### GIVEN EXERCISE:
Where a line holds the word "change", copy that line.

Stored records

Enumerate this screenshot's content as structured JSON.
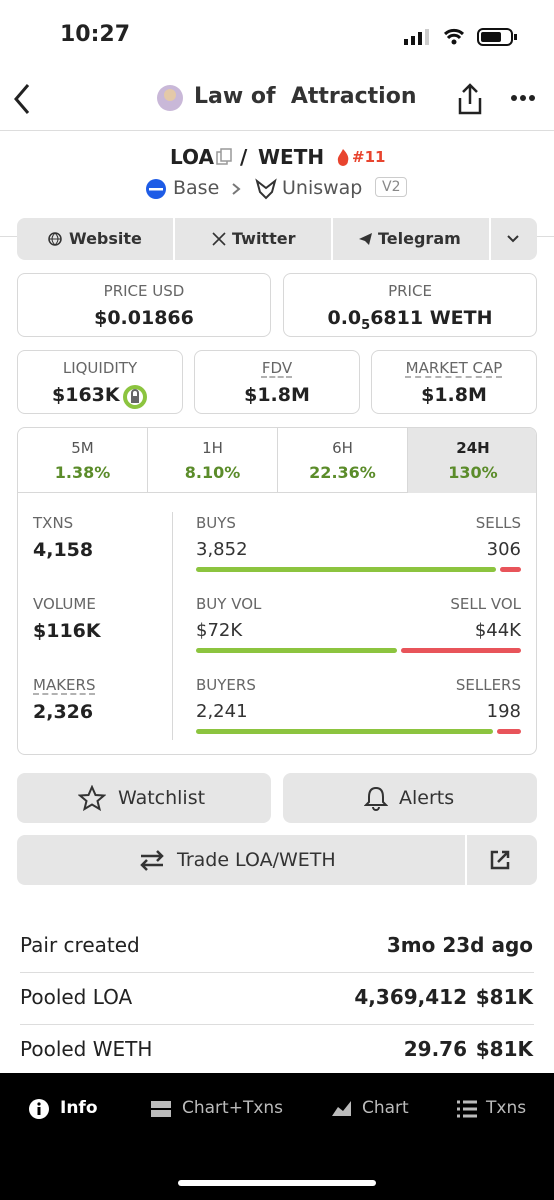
{
  "status_bar": {
    "time": "10:27"
  },
  "header": {
    "title": "Law of  Attraction"
  },
  "pair": {
    "base": "LOA",
    "separator": "/",
    "quote": "WETH",
    "rank": "#11",
    "chain": "Base",
    "dex": "Uniswap",
    "version": "V2"
  },
  "links": [
    "Website",
    "Twitter",
    "Telegram"
  ],
  "price_usd": {
    "label": "PRICE USD",
    "value": "$0.01866"
  },
  "price": {
    "label": "PRICE",
    "value_prefix": "0.0",
    "zeros": "5",
    "value_suffix": "6811 WETH"
  },
  "metrics": [
    {
      "label": "LIQUIDITY",
      "value": "$163K"
    },
    {
      "label": "FDV",
      "value": "$1.8M"
    },
    {
      "label": "MARKET CAP",
      "value": "$1.8M"
    }
  ],
  "timeframes": [
    {
      "label": "5M",
      "change": "1.38%"
    },
    {
      "label": "1H",
      "change": "8.10%"
    },
    {
      "label": "6H",
      "change": "22.36%"
    },
    {
      "label": "24H",
      "change": "130%"
    }
  ],
  "stats": [
    {
      "label": "TXNS",
      "value": "4,158",
      "left_label": "BUYS",
      "left_value": "3,852",
      "right_label": "SELLS",
      "right_value": "306"
    },
    {
      "label": "VOLUME",
      "value": "$116K",
      "left_label": "BUY VOL",
      "left_value": "$72K",
      "right_label": "SELL VOL",
      "right_value": "$44K"
    },
    {
      "label": "MAKERS",
      "value": "2,326",
      "left_label": "BUYERS",
      "left_value": "2,241",
      "right_label": "SELLERS",
      "right_value": "198"
    }
  ],
  "actions": {
    "watchlist": "Watchlist",
    "alerts": "Alerts",
    "trade": "Trade LOA/WETH"
  },
  "info": [
    {
      "label": "Pair created",
      "value": "3mo 23d ago"
    },
    {
      "label": "Pooled LOA",
      "amount": "4,369,412",
      "value": "$81K"
    },
    {
      "label": "Pooled WETH",
      "amount": "29.76",
      "value": "$81K"
    }
  ],
  "nav": [
    "Info",
    "Chart+Txns",
    "Chart",
    "Txns"
  ]
}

### CORRECT OUTPUT:
      "change": "1.38%"
      "change": "8.10%"
      "change": "22.36%"
      "change": "130%"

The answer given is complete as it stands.